* Instructions to follow
Rewrite the rows below, everything from "resistor R22 <box>324 88 358 128</box>" down to "svg-text:4: 4 <box>951 219 957 231</box>", replacing "stub" with "lead" and keeping all else the same.

* Records supplied
⁂

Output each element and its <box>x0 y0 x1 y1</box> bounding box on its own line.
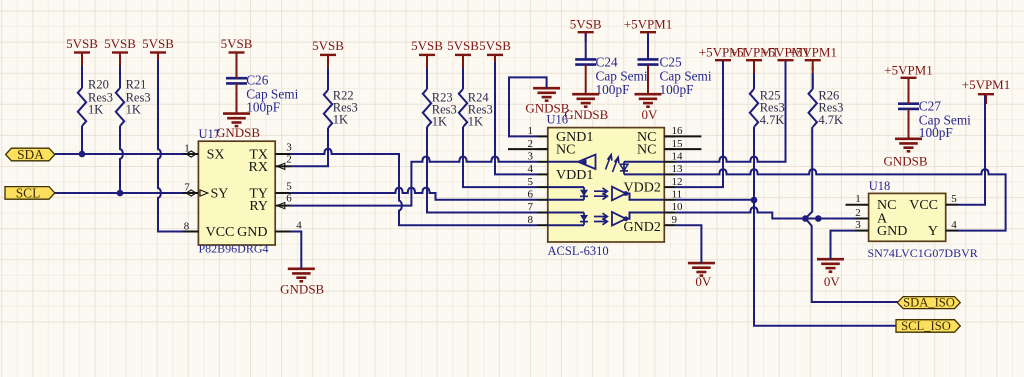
resistor R22 <box>324 88 358 128</box>
wire TX net (U17 pin3 to U16 pin8, hops TY RY) <box>291 149 538 225</box>
U16 pin number 2 <box>528 138 534 150</box>
svg-text:5VSB: 5VSB <box>312 38 344 53</box>
resistor R23 <box>423 89 457 129</box>
U17 pin6 input arrow <box>277 203 285 209</box>
U16 pin 9 stub <box>664 224 675 226</box>
ground 0V (U16 GND2) <box>688 263 715 276</box>
svg-text:4: 4 <box>951 219 957 231</box>
resistor R25 <box>750 89 785 128</box>
svg-text:16: 16 <box>672 125 684 137</box>
wire U17 pin4 to GNDSB <box>291 232 302 269</box>
U17 pin label RX <box>249 160 268 175</box>
power port 5VSB #9 (C24) <box>570 17 602 42</box>
power port +5VPM1 #4 <box>761 45 810 70</box>
U17 pin label RY <box>249 199 268 214</box>
svg-text:U18: U18 <box>869 179 891 193</box>
U16 pin 1 stub <box>537 135 548 137</box>
U16 opto ch2 (pins 5/6 -> 11) <box>548 187 665 201</box>
U16 pin 12 stub <box>664 186 675 188</box>
svg-text:GNDSB: GNDSB <box>883 154 927 169</box>
U17 pin number 5 <box>286 180 292 192</box>
svg-text:0V: 0V <box>695 274 712 289</box>
svg-text:1: 1 <box>528 125 534 137</box>
svg-text:5VSB: 5VSB <box>221 36 253 51</box>
power port +5VPM1 #2 <box>699 45 748 70</box>
power port 5VSB #1 <box>66 36 98 62</box>
svg-text:5VSB: 5VSB <box>142 36 174 51</box>
U18 pin label GND <box>877 224 907 239</box>
svg-text:+5VPM1: +5VPM1 <box>884 62 933 77</box>
svg-text:GNDSB: GNDSB <box>280 282 324 297</box>
svg-text:6: 6 <box>528 189 534 201</box>
label ACSL-6310 <box>548 244 609 258</box>
wire TY net (U17 pin5 to U16 pin6) <box>291 188 538 200</box>
U16 pin number 16 <box>672 125 684 137</box>
resistor R26 <box>809 89 844 128</box>
U18 pin number 3 <box>855 219 861 231</box>
wire R20 top navy <box>81 66 83 88</box>
U16 pin 16 stub <box>664 135 675 137</box>
U16 pin number 7 <box>528 201 534 213</box>
U16 pin 5 stub <box>537 186 548 188</box>
U16 opto ch1 receiver triangle <box>578 155 596 169</box>
wire R25 top <box>753 67 755 89</box>
U18 pin label NC <box>877 198 896 213</box>
svg-text:SX: SX <box>207 148 225 163</box>
U17 pin label TX <box>249 148 268 163</box>
U16 pin 3 stub <box>537 161 548 163</box>
svg-text:0V: 0V <box>642 107 659 122</box>
wire R23 top navy <box>426 68 428 89</box>
wire U16 pin14 to +5VPM1 (hops at 723 and 754) <box>675 61 786 162</box>
wire R23 top <box>426 62 428 89</box>
U18 pin number 1 <box>855 193 861 205</box>
svg-text:GNDSB: GNDSB <box>216 125 260 140</box>
power port +5VPM1 #7 (U18 VCC) <box>962 77 1011 104</box>
wire R23 bottom to U16 pin7 <box>427 127 537 213</box>
U17 pin number 7 <box>184 182 190 194</box>
wire SDA net (port to U17 SX) <box>55 153 183 155</box>
wire C24 top <box>585 33 587 59</box>
U17 pin number 3 <box>286 141 292 153</box>
capacitor C25 <box>638 54 712 97</box>
svg-text:C25: C25 <box>660 54 683 69</box>
label GNDSB (U16 GND1) <box>525 101 569 116</box>
U16 pin 6 stub <box>537 199 548 201</box>
IC U17 P82B96DRG4 body <box>198 141 275 245</box>
U18 pin number 4 <box>951 219 957 231</box>
wire U16 GND1 to GNDSB <box>509 77 547 136</box>
svg-text:100pF: 100pF <box>660 82 694 97</box>
svg-text:5VSB: 5VSB <box>447 38 479 53</box>
ground 0V (U18 GND) <box>817 259 844 272</box>
wire R20 top (5VSB to R20) <box>81 60 83 88</box>
U18 pin label A <box>877 212 888 227</box>
wire C27 bottom <box>908 109 910 139</box>
wire R25 bottom to SCL_ISO (junction at pin11) <box>754 127 896 326</box>
label SN74LVC1G07DBVR <box>868 246 978 260</box>
svg-text:1K: 1K <box>468 115 483 129</box>
wire SCL net (port to U17 SY) <box>55 192 183 194</box>
label U16 designator <box>547 112 569 126</box>
U17 pin7 bidir glyph <box>186 190 196 197</box>
svg-text:GND: GND <box>237 225 267 240</box>
U16 opto ch1 output arrowhead <box>579 159 587 165</box>
wire R26 bottom diagonal to A net <box>805 127 812 219</box>
wire +5VPM1 to U18 VCC (hops pin13 net) <box>958 95 985 205</box>
label 0V (U16 GND2) <box>695 274 712 289</box>
U16 pin number 5 <box>528 176 534 188</box>
svg-text:1K: 1K <box>88 103 103 117</box>
junction R20/SDA <box>79 151 86 158</box>
U17 pin label TY <box>249 186 268 201</box>
U17 pin 2 stub <box>275 165 290 167</box>
wire R21 top (5VSB to R21) <box>119 60 121 88</box>
wire R22 top (5VSB to R22) <box>327 62 329 90</box>
U17 pin number 1 <box>184 143 190 155</box>
wire R26 top navy <box>812 73 814 89</box>
svg-text:R21: R21 <box>126 77 147 91</box>
U16 opto ch3 (pins 7/8 -> 10) <box>548 212 665 226</box>
svg-text:C24: C24 <box>596 54 619 69</box>
wire R22 top navy <box>327 68 329 90</box>
U16 pin number 6 <box>528 189 534 201</box>
U18 pin 2 stub <box>855 218 869 220</box>
U17 pin 7 stub <box>183 192 198 194</box>
svg-text:NC: NC <box>556 143 575 158</box>
U17 pin number 4 <box>296 219 302 231</box>
svg-text:2: 2 <box>528 138 534 150</box>
wire +5VPM1 to U16 VDD2 pin12 <box>675 61 723 187</box>
svg-text:4: 4 <box>296 219 302 231</box>
U18 pin 1 stub <box>846 204 869 206</box>
U16 pin 4 stub <box>537 173 548 175</box>
U16 pin 14 stub <box>664 161 675 163</box>
IC U16 ACSL-6310 body <box>548 128 665 242</box>
label 0V (U18 GND) <box>824 274 841 289</box>
label U18 designator <box>869 179 891 193</box>
svg-text:2: 2 <box>855 207 861 219</box>
label GNDSB (U17) <box>280 282 324 297</box>
wire C27 top <box>908 79 910 104</box>
U17 pin label SY <box>211 186 229 201</box>
svg-text:1K: 1K <box>333 112 348 126</box>
svg-text:U17: U17 <box>199 127 221 141</box>
port SCL <box>5 185 55 200</box>
port SCL_ISO <box>896 319 960 333</box>
junction R25/pin11 <box>751 197 758 204</box>
power port 5VSB #6 (R23) <box>411 38 443 65</box>
U17 pin7 input arrow <box>200 190 208 196</box>
label 0V (C25) <box>642 107 659 122</box>
wire C26 bottom to GNDSB <box>236 83 238 113</box>
wire 5VSB to U16 VDD1 pin4 <box>495 62 537 174</box>
U17 pin 1 stub <box>183 153 198 155</box>
svg-text:5VSB: 5VSB <box>66 36 98 51</box>
port SDA_ISO <box>897 296 960 310</box>
ground GNDSB (C26) <box>223 114 250 127</box>
svg-text:VCC: VCC <box>909 198 938 213</box>
U16 pin 13 stub <box>664 173 675 175</box>
svg-text:U16: U16 <box>547 112 569 126</box>
U16 pin number 11 <box>672 189 683 201</box>
svg-text:Y: Y <box>928 224 938 239</box>
ground GNDSB (C27) <box>895 139 922 152</box>
label GNDSB (C27) <box>883 154 927 169</box>
wire R24 bottom to U16 pin5 <box>463 127 537 187</box>
U16 pin number 8 <box>528 214 534 226</box>
U16 pin 2 stub <box>537 148 548 150</box>
U18 pin 5 stub <box>946 204 958 206</box>
U16 pin 15 stub <box>664 148 675 150</box>
U16 opto ch1 output line <box>548 161 578 163</box>
junction R21/SCL <box>117 190 124 197</box>
U16 pin 11 stub <box>664 199 675 201</box>
resistor R21 <box>116 77 151 126</box>
junction A-net/R26 <box>802 215 809 222</box>
svg-text:5: 5 <box>951 193 957 205</box>
svg-text:0V: 0V <box>824 274 841 289</box>
U16 pin label NC <box>637 130 656 145</box>
svg-text:RX: RX <box>249 160 268 175</box>
capacitor C24 <box>575 54 648 97</box>
wire C24 bottom <box>585 65 587 95</box>
svg-text:GND: GND <box>877 224 907 239</box>
svg-text:GND2: GND2 <box>624 220 661 235</box>
U16 opto ch1 rail to pin13 <box>624 173 664 175</box>
U16 pin number 4 <box>528 163 534 175</box>
svg-text:GNDSB: GNDSB <box>564 107 608 122</box>
svg-text:SN74LVC1G07DBVR: SN74LVC1G07DBVR <box>868 246 978 260</box>
wire R20 bottom to SDA <box>81 126 83 154</box>
U16 pin number 1 <box>528 125 534 137</box>
ground GNDSB (C24) <box>572 94 599 107</box>
svg-text:VDD1: VDD1 <box>556 168 593 183</box>
svg-text:4: 4 <box>528 163 534 175</box>
svg-text:5: 5 <box>286 180 292 192</box>
power port 5VSB #8 (VDD1) <box>479 38 511 65</box>
U16 pin label NC <box>637 143 656 158</box>
power port +5VPM1 #5 (R26) <box>788 45 837 70</box>
wire R24 top <box>462 62 464 89</box>
resistor R20 <box>78 77 113 126</box>
wire R21 top navy <box>119 66 121 88</box>
label GNDSB (C26) <box>216 125 260 140</box>
svg-text:3: 3 <box>855 219 861 231</box>
wire C25 top <box>647 33 649 59</box>
U17 pin label GND <box>237 225 267 240</box>
wire R22 bottom to U17 RX <box>291 128 329 166</box>
U16 pin 2 NC stub <box>508 148 548 150</box>
svg-text:5: 5 <box>528 176 534 188</box>
U16 pin 10 stub <box>664 212 675 214</box>
resistor R24 <box>459 89 493 129</box>
U16 pin label VDD1 <box>556 168 593 183</box>
svg-text:5VSB: 5VSB <box>570 17 602 32</box>
svg-text:5VSB: 5VSB <box>411 38 443 53</box>
svg-text:3: 3 <box>286 141 292 153</box>
U16 pin 15 NC stub <box>664 148 701 150</box>
wire R24 top navy <box>462 68 464 89</box>
IC U18 SN74LVC1G07DBVR body <box>869 193 946 241</box>
U17 pin2 input arrow <box>277 163 285 169</box>
svg-text:12: 12 <box>672 176 683 188</box>
U17 pin 3 stub <box>275 153 290 155</box>
wire R21 bottom to SCL (hop over SDA) <box>120 126 123 193</box>
wire U16 pin13 to U18 Y (long net) <box>675 169 1006 230</box>
U18 pin label Y <box>928 224 938 239</box>
svg-text:C27: C27 <box>919 99 942 114</box>
svg-text:5VSB: 5VSB <box>479 38 511 53</box>
svg-text:+5VPM1: +5VPM1 <box>962 77 1011 92</box>
ground GNDSB (U16 GND1) <box>533 88 560 101</box>
U17 pin number 8 <box>184 220 190 232</box>
U18 pin 3 stub <box>855 230 869 232</box>
svg-text:NC: NC <box>637 143 656 158</box>
wire R25 top navy <box>753 73 755 89</box>
wire RY net (U17 pin6 up to U16 pin3) <box>291 157 538 206</box>
U16 pin number 15 <box>672 138 684 150</box>
power port 5VSB #3 <box>142 36 174 62</box>
svg-text:3: 3 <box>528 150 534 162</box>
svg-text:6: 6 <box>286 193 292 205</box>
U17 pin 8 stub <box>183 231 198 233</box>
wire C25 bottom <box>647 65 649 95</box>
wire U18 GND to 0V <box>831 231 856 260</box>
U17 pin label VCC <box>206 225 235 240</box>
U16 pin number 13 <box>672 163 684 175</box>
svg-text:15: 15 <box>672 138 684 150</box>
power port 5VSB #2 <box>104 36 136 62</box>
U16 pin 7 stub <box>537 212 548 214</box>
U17 pin1 bidir glyph <box>186 151 196 158</box>
U16 pin number 10 <box>672 201 684 213</box>
svg-text:R20: R20 <box>88 77 109 91</box>
capacitor C26 <box>226 72 299 114</box>
junction A-net/SDA_ISO branch <box>815 215 822 222</box>
svg-text:11: 11 <box>672 189 683 201</box>
U16 pin number 14 <box>672 150 684 162</box>
U17 pin 4 stub <box>275 231 290 233</box>
svg-text:4.7K: 4.7K <box>760 113 785 127</box>
U16 pin label NC <box>556 143 575 158</box>
U16 opto ch1 rail to pin14 <box>624 161 664 163</box>
ground 0V (C25) <box>635 94 662 107</box>
wire U16 pin11 to R25 <box>675 199 754 201</box>
svg-text:10: 10 <box>672 201 684 213</box>
svg-text:7: 7 <box>528 201 534 213</box>
svg-text:1: 1 <box>855 193 861 205</box>
svg-text:SDA: SDA <box>17 147 44 162</box>
wire C26 top <box>236 53 238 78</box>
label GNDSB (C24) <box>564 107 608 122</box>
capacitor C27 <box>898 99 971 140</box>
power port 5VSB #4 (C26) <box>221 36 253 62</box>
svg-text:C26: C26 <box>246 72 269 87</box>
svg-text:100pF: 100pF <box>246 99 280 114</box>
port SDA <box>6 147 55 162</box>
U18 pin number 5 <box>951 193 957 205</box>
power port +5VPM1 #3 (R25) <box>730 45 779 70</box>
svg-text:9: 9 <box>672 214 678 226</box>
U16 opto ch1 LED <box>620 162 628 175</box>
wire U16 pin9 to 0V <box>675 225 701 263</box>
svg-text:SCL: SCL <box>16 185 41 200</box>
svg-text:SY: SY <box>211 186 229 201</box>
svg-text:+5VPM1: +5VPM1 <box>624 17 673 32</box>
svg-text:1K: 1K <box>126 103 141 117</box>
label U17 designator <box>199 127 221 141</box>
svg-text:1K: 1K <box>432 115 447 129</box>
U18 pin number 2 <box>855 207 861 219</box>
svg-text:SDA_ISO: SDA_ISO <box>903 296 955 310</box>
U18 pin label VCC <box>909 198 938 213</box>
svg-text:ACSL-6310: ACSL-6310 <box>548 244 609 258</box>
U16 pin 16 NC stub <box>664 135 701 137</box>
svg-text:RY: RY <box>249 199 268 214</box>
power port 5VSB #7 (R24) <box>447 38 479 65</box>
svg-text:14: 14 <box>672 150 684 162</box>
svg-text:P82B96DRG4: P82B96DRG4 <box>199 242 269 256</box>
svg-text:SCL_ISO: SCL_ISO <box>901 319 951 333</box>
U16 pin label VDD2 <box>624 181 661 196</box>
power port +5VPM1 #1 (C25) <box>624 17 673 42</box>
wire A-net branch to SDA_ISO <box>805 219 898 303</box>
U17 pin 5 stub <box>275 192 290 194</box>
power port +5VPM1 #6 (C27) <box>884 62 933 87</box>
ground GNDSB (U17 pin4) <box>288 269 315 282</box>
svg-text:8: 8 <box>528 214 534 226</box>
svg-text:13: 13 <box>672 163 684 175</box>
U16 pin 8 stub <box>537 224 548 226</box>
wire U16 pin10 to U18 A (hops R25, steps down) <box>675 207 855 218</box>
svg-text:+5VPM1: +5VPM1 <box>788 45 837 60</box>
U16 pin label GND1 <box>556 130 593 145</box>
power port 5VSB #5 (R22) <box>312 38 344 65</box>
svg-text:100pF: 100pF <box>919 125 953 140</box>
wire 5VSB column to U17 VCC (hops SDA and SCL) <box>158 60 183 232</box>
U17 pin 6 stub <box>275 205 290 207</box>
U17 pin label SX <box>207 148 225 163</box>
svg-text:5VSB: 5VSB <box>104 36 136 51</box>
U16 opto ch1 light arrows <box>606 155 619 172</box>
svg-text:VCC: VCC <box>206 225 235 240</box>
wire R26 top <box>812 67 814 89</box>
label P82B96DRG4 <box>199 242 269 256</box>
U16 pin label GND2 <box>624 220 661 235</box>
U16 pin number 12 <box>672 176 683 188</box>
svg-text:100pF: 100pF <box>596 82 630 97</box>
U17 pin number 6 <box>286 193 292 205</box>
U17 pin number 2 <box>286 153 292 165</box>
svg-text:2: 2 <box>286 153 292 165</box>
svg-text:4.7K: 4.7K <box>818 113 843 127</box>
U16 pin number 9 <box>672 214 678 226</box>
U18 pin 4 stub <box>946 230 958 232</box>
U16 pin number 3 <box>528 150 534 162</box>
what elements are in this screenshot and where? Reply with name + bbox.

⁂

* Written answer
resistor R22 <box>324 88 358 128</box>
wire TX net (U17 pin3 to U16 pin8, hops TY RY) <box>291 149 538 225</box>
U16 pin number 2 <box>528 138 534 150</box>
svg-text:5VSB: 5VSB <box>312 38 344 53</box>
resistor R23 <box>423 89 457 129</box>
U17 pin6 input arrow <box>277 203 285 209</box>
U16 pin 9 lead <box>664 224 675 226</box>
ground 0V (U16 GND2) <box>688 263 715 276</box>
svg-text:4: 4 <box>951 219 957 231</box>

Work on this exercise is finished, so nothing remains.